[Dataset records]
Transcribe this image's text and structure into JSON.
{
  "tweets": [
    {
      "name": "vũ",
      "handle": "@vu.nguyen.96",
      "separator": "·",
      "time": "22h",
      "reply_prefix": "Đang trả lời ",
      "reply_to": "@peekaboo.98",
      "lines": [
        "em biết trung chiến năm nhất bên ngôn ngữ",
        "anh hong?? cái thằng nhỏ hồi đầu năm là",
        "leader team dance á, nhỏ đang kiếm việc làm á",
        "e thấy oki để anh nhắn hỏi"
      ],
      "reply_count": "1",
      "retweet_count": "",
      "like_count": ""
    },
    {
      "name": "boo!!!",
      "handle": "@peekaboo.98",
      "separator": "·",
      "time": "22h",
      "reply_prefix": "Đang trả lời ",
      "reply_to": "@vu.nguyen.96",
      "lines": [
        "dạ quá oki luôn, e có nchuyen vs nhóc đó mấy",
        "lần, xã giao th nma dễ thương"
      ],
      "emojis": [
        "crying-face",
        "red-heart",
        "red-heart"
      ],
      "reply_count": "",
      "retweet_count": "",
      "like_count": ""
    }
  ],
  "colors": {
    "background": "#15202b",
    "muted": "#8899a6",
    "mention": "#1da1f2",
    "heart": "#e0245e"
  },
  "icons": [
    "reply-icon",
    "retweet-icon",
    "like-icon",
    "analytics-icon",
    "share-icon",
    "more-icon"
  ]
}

**TASK:**
Print the entries exactly. Include every one.

**REPLY TO THE TASK:**
Transcribe this image's text and structure into JSON.
{
  "tweets": [
    {
      "name": "vũ",
      "handle": "@vu.nguyen.96",
      "separator": "·",
      "time": "22h",
      "reply_prefix": "Đang trả lời ",
      "reply_to": "@peekaboo.98",
      "lines": [
        "em biết trung chiến năm nhất bên ngôn ngữ",
        "anh hong?? cái thằng nhỏ hồi đầu năm là",
        "leader team dance á, nhỏ đang kiếm việc làm á",
        "e thấy oki để anh nhắn hỏi"
      ],
      "reply_count": "1",
      "retweet_count": "",
      "like_count": ""
    },
    {
      "name": "boo!!!",
      "handle": "@peekaboo.98",
      "separator": "·",
      "time": "22h",
      "reply_prefix": "Đang trả lời ",
      "reply_to": "@vu.nguyen.96",
      "lines": [
        "dạ quá oki luôn, e có nchuyen vs nhóc đó mấy",
        "lần, xã giao th nma dễ thương"
      ],
      "emojis": [
        "crying-face",
        "red-heart",
        "red-heart"
      ],
      "reply_count": "",
      "retweet_count": "",
      "like_count": ""
    }
  ],
  "colors": {
    "background": "#15202b",
    "muted": "#8899a6",
    "mention": "#1da1f2",
    "heart": "#e0245e"
  },
  "icons": [
    "reply-icon",
    "retweet-icon",
    "like-icon",
    "analytics-icon",
    "share-icon",
    "more-icon"
  ]
}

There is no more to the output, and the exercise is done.